* Begin *

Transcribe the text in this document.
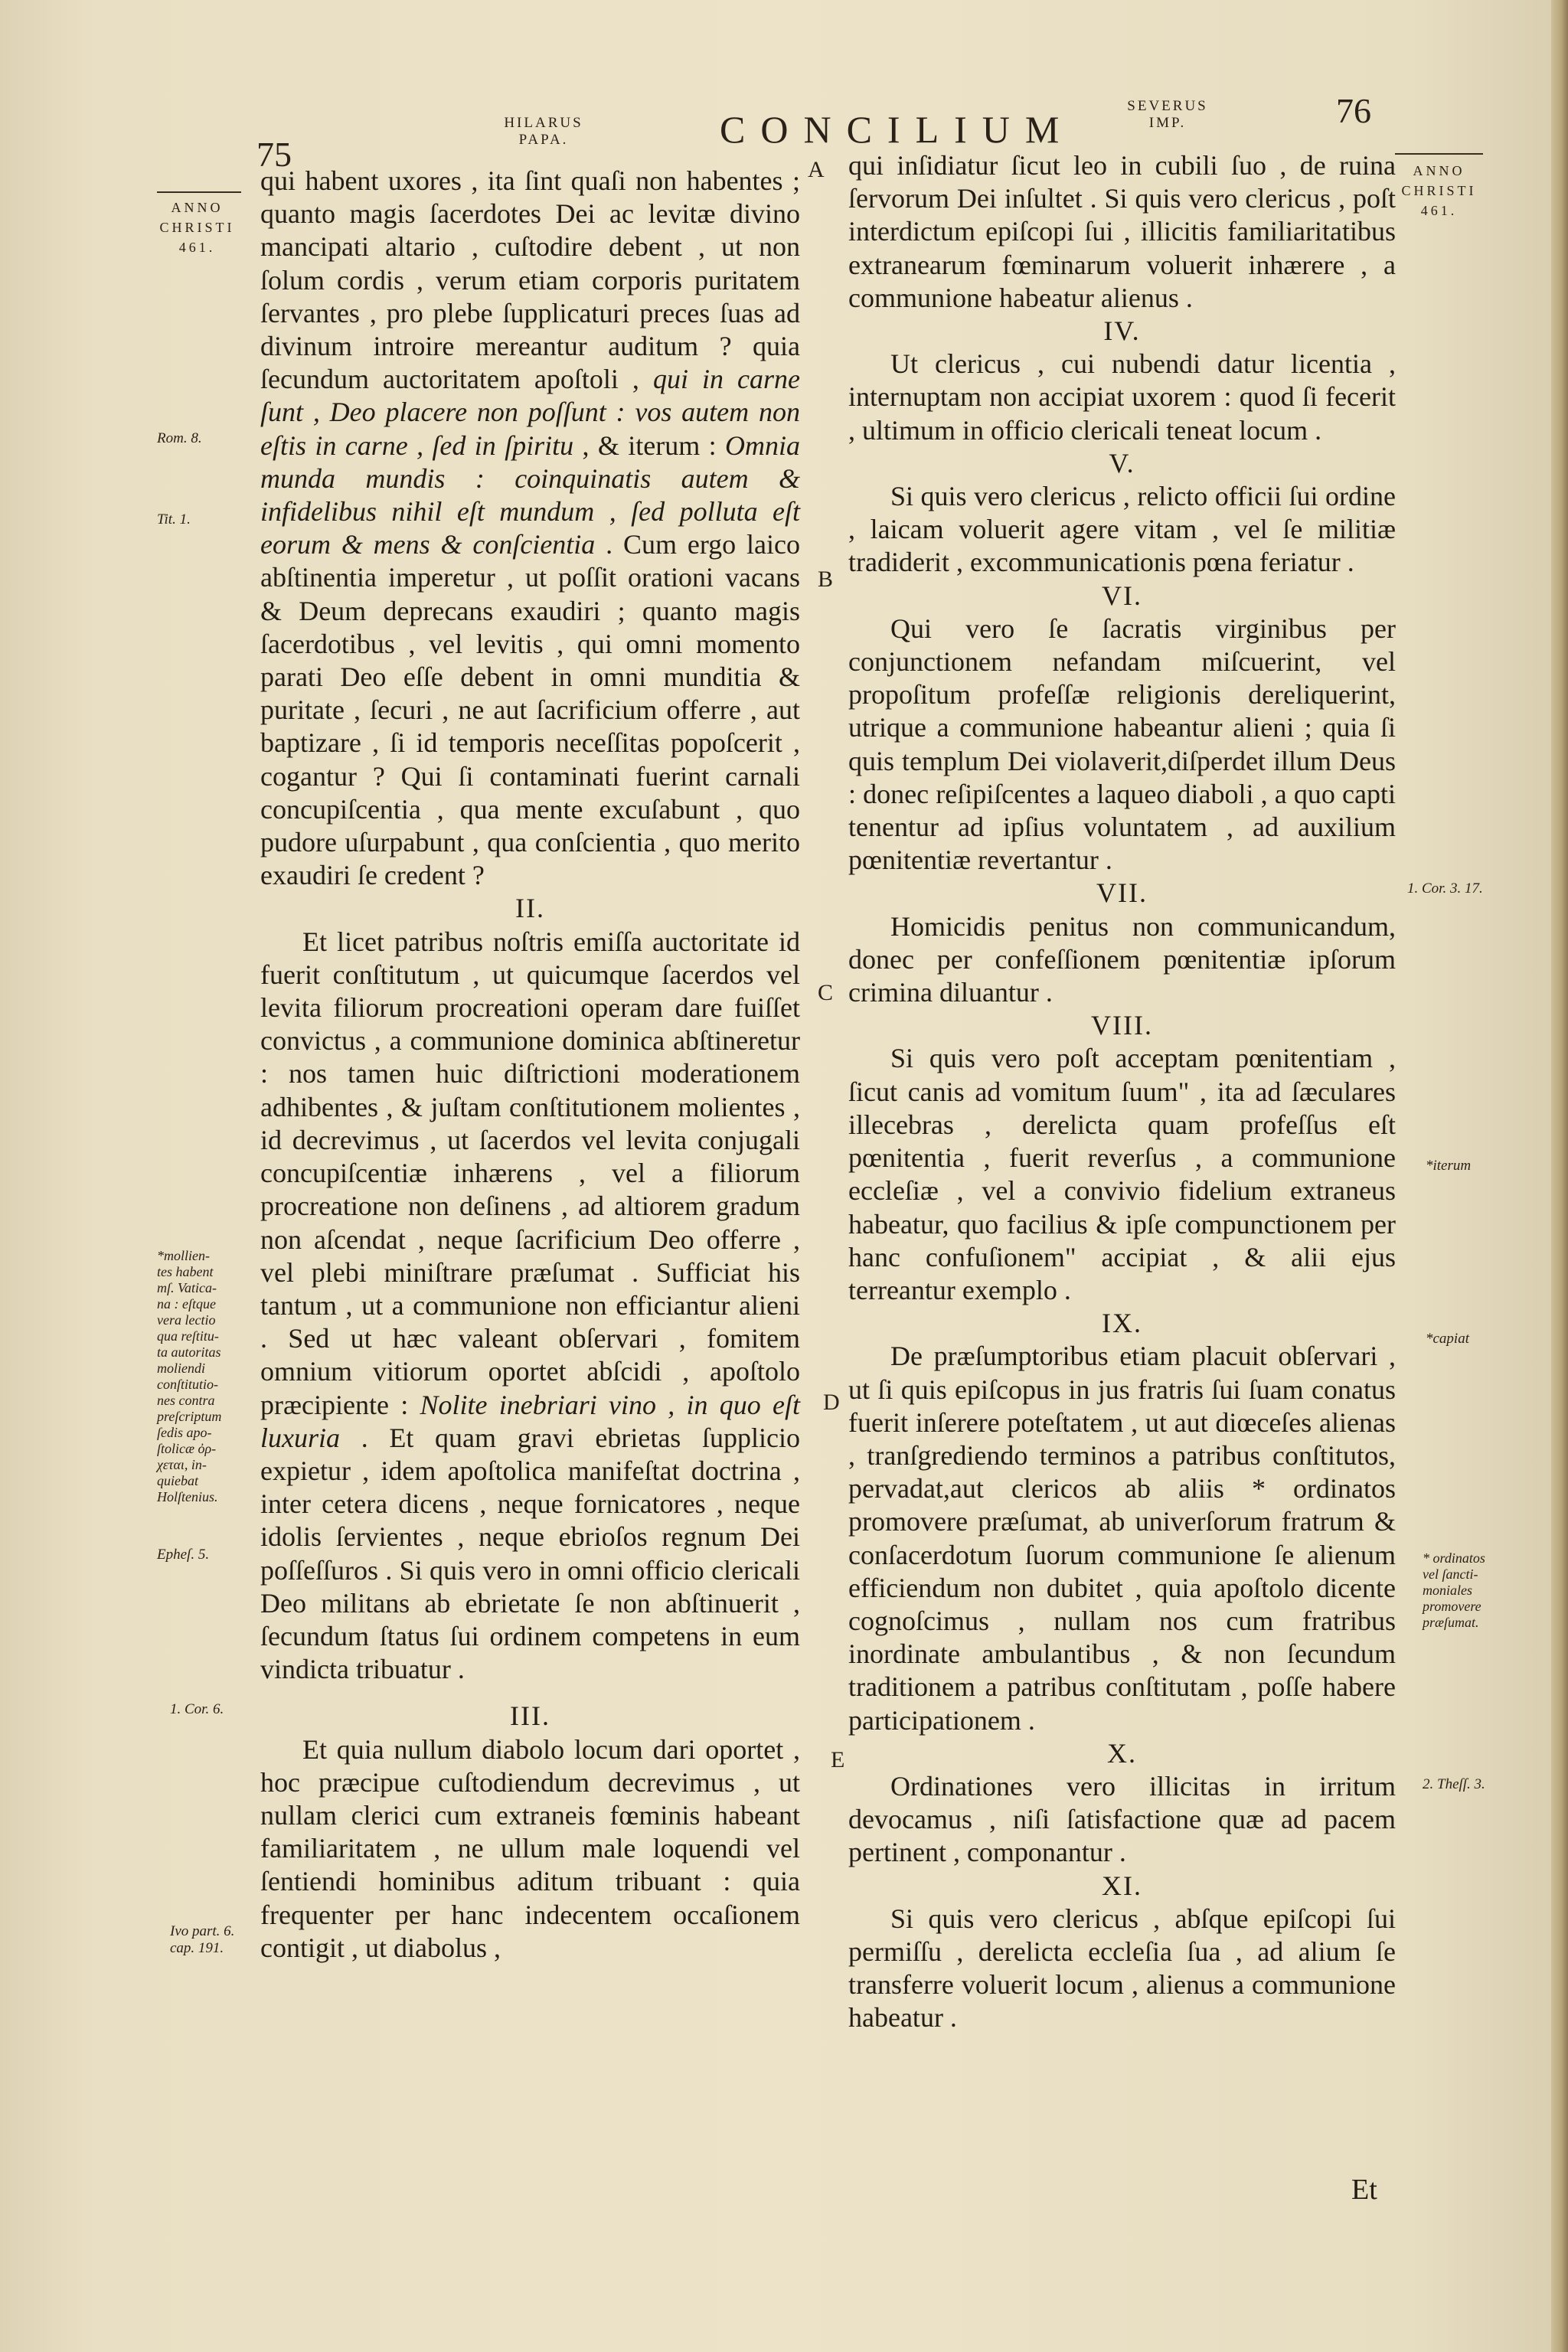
75
HILARUS
PAPA.	CONCILIUM
SEVERUS
IMP.	76
ANNO
CHRISTI
461.
Rom. 8.
Tit. 1.
*mollien-
tes habent
mſ. Vatica-
na : eſtque
vera lectio
qua reſtitu-
ta autoritas
moliendi
conſtitutio-
nes contra
preſcriptum
ſedis apo-
ſtolicæ ὀρ-
χεται, in-
quiebat
Holſtenius.
Epheſ. 5.
1. Cor. 6.
Ivo part. 6.
cap. 191.
ANNO
CHRISTI
461.
1. Cor. 3. 17.
*iterum
*capiat
* ordinatos
vel ſancti-
moniales
promovere
præſumat.
2. Theſſ. 3.
A
B
C
D
E

qui habent uxores , ita ſint quaſi non habentes ; quanto magis ſacerdotes Dei ac levitæ divino mancipati altario , cuſtodire debent , ut non ſolum cordis , verum etiam corporis puritatem ſervantes , pro plebe ſupplicaturi preces ſuas ad divinum introire mereantur auditum ? quia ſecundum auctoritatem apoſtoli , qui in carne ſunt , Deo placere non poſſunt : vos autem non eſtis in carne , ſed in ſpiritu , & iterum : Omnia munda mundis : coinquinatis autem & infidelibus nihil eſt mundum , ſed polluta eſt eorum & mens & conſcientia . Cum ergo laico abſtinentia imperetur , ut poſſit orationi vacans & Deum deprecans exaudiri ; quanto magis ſacerdotibus , vel levitis , qui omni momento parati Deo eſſe debent in omni munditia & puritate , ſecuri , ne aut ſacrificium offerre , aut baptizare , ſi id temporis neceſſitas popoſcerit , cogantur ? Qui ſi contaminati fuerint carnali concupiſcentia , qua mente excuſabunt , quo pudore uſurpabunt , qua conſcientia , quo merito exaudiri ſe credent ?

II.

Et licet patribus noſtris emiſſa auctoritate id fuerit conſtitutum , ut quicumque ſacerdos vel levita filiorum procreationi operam dare fuiſſet convictus , a communione dominica abſtineretur : nos tamen huic diſtrictioni moderationem adhibentes , & juſtam conſtitutionem molientes , id decrevimus , ut ſacerdos vel levita conjugali concupiſcentiæ inhærens , vel a filiorum procreatione non deſinens , ad altiorem gradum non aſcendat , neque ſacrificium Deo offerre , vel plebi miniſtrare præſumat . Sufficiat his tantum , ut a communione non efficiantur alieni . Sed ut hæc valeant obſervari , fomitem omnium vitiorum oportet abſcidi , apoſtolo præcipiente : Nolite inebriari vino , in quo eſt luxuria . Et quam gravi ebrietas ſupplicio expietur , idem apoſtolica manifeſtat doctrina , inter cetera dicens , neque fornicatores , neque idolis ſervientes , neque ebrioſos regnum Dei poſſeſſuros . Si quis vero in omni officio clericali Deo militans ab ebrietate ſe non abſtinuerit , ſecundum ſtatus ſui ordinem competens in eum vindicta tribuatur .

III.

Et quia nullum diabolo locum dari oportet , hoc præcipue cuſtodiendum decrevimus , ut nullam clerici cum extraneis fœminis habeant familiaritatem , ne ullum male loquendi vel ſentiendi hominibus aditum tribuant : quia frequenter per hanc indecentem occaſionem contigit , ut diabolus ,

qui inſidiatur ſicut leo in cubili ſuo , de ruina ſervorum Dei inſultet . Si quis vero clericus , poſt interdictum epiſcopi ſui , illicitis familiaritatibus extranearum fœminarum voluerit inhærere , a communione habeatur alienus .

IV.

Ut clericus , cui nubendi datur licentia , internuptam non accipiat uxorem : quod ſi fecerit , ultimum in officio clericali teneat locum .

V.

Si quis vero clericus , relicto officii ſui ordine , laicam voluerit agere vitam , vel ſe militiæ tradiderit , excommunicationis pœna feriatur .

VI.

Qui vero ſe ſacratis virginibus per conjunctionem nefandam miſcuerint, vel propoſitum profeſſæ religionis dereliquerint, utrique a communione habeantur alieni ; quia ſi quis templum Dei violaverit,diſperdet illum Deus : donec reſipiſcentes a laqueo diaboli , a quo capti tenentur ad ipſius voluntatem , ad auxilium pœnitentiæ revertantur .

VII.

Homicidis penitus non communicandum, donec per confeſſionem pœnitentiæ ipſorum crimina diluantur .

VIII.

Si quis vero poſt acceptam pœnitentiam , ſicut canis ad vomitum ſuum" , ita ad ſæculares illecebras , derelicta quam profeſſus eſt pœnitentia , fuerit reverſus , a communione eccleſiæ , vel a convivio fidelium extraneus habeatur, quo facilius & ipſe compunctionem per hanc confuſionem" accipiat , & alii ejus terreantur exemplo .

IX.

De præſumptoribus etiam placuit obſervari , ut ſi quis epiſcopus in jus fratris ſui ſuam conatus fuerit inſerere poteſtatem , ut aut diœceſes alienas , tranſgrediendo terminos a patribus conſtitutos, pervadat,aut clericos ab aliis * ordinatos promovere præſumat, ab univerſorum fratrum & conſacerdotum ſuorum communione ſe alienum efficiendum non dubitet , quia apoſtolo dicente cognoſcimus , nullam nos cum fratribus inordinate ambulantibus , & non ſecundum traditionem a patribus conſtitutam , poſſe habere participationem .

X.

Ordinationes vero illicitas in irritum devocamus , niſi ſatisfactione quæ ad pacem pertinent , componantur .

XI.

Si quis vero clericus , abſque epiſcopi ſui permiſſu , derelicta eccleſia ſua , ad alium ſe transferre voluerit locum , alienus a communione habeatur .

Et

* End *

# What is being asked
Each line in the records above should be reproduced exactly; images are not copied.

# Response to the task
Transcribe the text in this document.
75
HILARUS
PAPA.	CONCILIUM
SEVERUS
IMP.	76
ANNO
CHRISTI
461.
Rom. 8.
Tit. 1.
*mollien-
tes habent
mſ. Vatica-
na : eſtque
vera lectio
qua reſtitu-
ta autoritas
moliendi
conſtitutio-
nes contra
preſcriptum
ſedis apo-
ſtolicæ ὀρ-
χεται, in-
quiebat
Holſtenius.
Epheſ. 5.
1. Cor. 6.
Ivo part. 6.
cap. 191.
ANNO
CHRISTI
461.
1. Cor. 3. 17.
*iterum
*capiat
* ordinatos
vel ſancti-
moniales
promovere
præſumat.
2. Theſſ. 3.
A
B
C
D
E

qui habent uxores , ita ſint quaſi non habentes ; quanto magis ſacerdotes Dei ac levitæ divino mancipati altario , cuſtodire debent , ut non ſolum cordis , verum etiam corporis puritatem ſervantes , pro plebe ſupplicaturi preces ſuas ad divinum introire mereantur auditum ? quia ſecundum auctoritatem apoſtoli , qui in carne ſunt , Deo placere non poſſunt : vos autem non eſtis in carne , ſed in ſpiritu , & iterum : Omnia munda mundis : coinquinatis autem & infidelibus nihil eſt mundum , ſed polluta eſt eorum & mens & conſcientia . Cum ergo laico abſtinentia imperetur , ut poſſit orationi vacans & Deum deprecans exaudiri ; quanto magis ſacerdotibus , vel levitis , qui omni momento parati Deo eſſe debent in omni munditia & puritate , ſecuri , ne aut ſacrificium offerre , aut baptizare , ſi id temporis neceſſitas popoſcerit , cogantur ? Qui ſi contaminati fuerint carnali concupiſcentia , qua mente excuſabunt , quo pudore uſurpabunt , qua conſcientia , quo merito exaudiri ſe credent ?

II.

Et licet patribus noſtris emiſſa auctoritate id fuerit conſtitutum , ut quicumque ſacerdos vel levita filiorum procreationi operam dare fuiſſet convictus , a communione dominica abſtineretur : nos tamen huic diſtrictioni moderationem adhibentes , & juſtam conſtitutionem molientes , id decrevimus , ut ſacerdos vel levita conjugali concupiſcentiæ inhærens , vel a filiorum procreatione non deſinens , ad altiorem gradum non aſcendat , neque ſacrificium Deo offerre , vel plebi miniſtrare præſumat . Sufficiat his tantum , ut a communione non efficiantur alieni . Sed ut hæc valeant obſervari , fomitem omnium vitiorum oportet abſcidi , apoſtolo præcipiente : Nolite inebriari vino , in quo eſt luxuria . Et quam gravi ebrietas ſupplicio expietur , idem apoſtolica manifeſtat doctrina , inter cetera dicens , neque fornicatores , neque idolis ſervientes , neque ebrioſos regnum Dei poſſeſſuros . Si quis vero in omni officio clericali Deo militans ab ebrietate ſe non abſtinuerit , ſecundum ſtatus ſui ordinem competens in eum vindicta tribuatur .

III.

Et quia nullum diabolo locum dari oportet , hoc præcipue cuſtodiendum decrevimus , ut nullam clerici cum extraneis fœminis habeant familiaritatem , ne ullum male loquendi vel ſentiendi hominibus aditum tribuant : quia frequenter per hanc indecentem occaſionem contigit , ut diabolus ,

qui inſidiatur ſicut leo in cubili ſuo , de ruina ſervorum Dei inſultet . Si quis vero clericus , poſt interdictum epiſcopi ſui , illicitis familiaritatibus extranearum fœminarum voluerit inhærere , a communione habeatur alienus .

IV.

Ut clericus , cui nubendi datur licentia , internuptam non accipiat uxorem : quod ſi fecerit , ultimum in officio clericali teneat locum .

V.

Si quis vero clericus , relicto officii ſui ordine , laicam voluerit agere vitam , vel ſe militiæ tradiderit , excommunicationis pœna feriatur .

VI.

Qui vero ſe ſacratis virginibus per conjunctionem nefandam miſcuerint, vel propoſitum profeſſæ religionis dereliquerint, utrique a communione habeantur alieni ; quia ſi quis templum Dei violaverit,diſperdet illum Deus : donec reſipiſcentes a laqueo diaboli , a quo capti tenentur ad ipſius voluntatem , ad auxilium pœnitentiæ revertantur .

VII.

Homicidis penitus non communicandum, donec per confeſſionem pœnitentiæ ipſorum crimina diluantur .

VIII.

Si quis vero poſt acceptam pœnitentiam , ſicut canis ad vomitum ſuum" , ita ad ſæculares illecebras , derelicta quam profeſſus eſt pœnitentia , fuerit reverſus , a communione eccleſiæ , vel a convivio fidelium extraneus habeatur, quo facilius & ipſe compunctionem per hanc confuſionem" accipiat , & alii ejus terreantur exemplo .

IX.

De præſumptoribus etiam placuit obſervari , ut ſi quis epiſcopus in jus fratris ſui ſuam conatus fuerit inſerere poteſtatem , ut aut diœceſes alienas , tranſgrediendo terminos a patribus conſtitutos, pervadat,aut clericos ab aliis * ordinatos promovere præſumat, ab univerſorum fratrum & conſacerdotum ſuorum communione ſe alienum efficiendum non dubitet , quia apoſtolo dicente cognoſcimus , nullam nos cum fratribus inordinate ambulantibus , & non ſecundum traditionem a patribus conſtitutam , poſſe habere participationem .

X.

Ordinationes vero illicitas in irritum devocamus , niſi ſatisfactione quæ ad pacem pertinent , componantur .

XI.

Si quis vero clericus , abſque epiſcopi ſui permiſſu , derelicta eccleſia ſua , ad alium ſe transferre voluerit locum , alienus a communione habeatur .

Et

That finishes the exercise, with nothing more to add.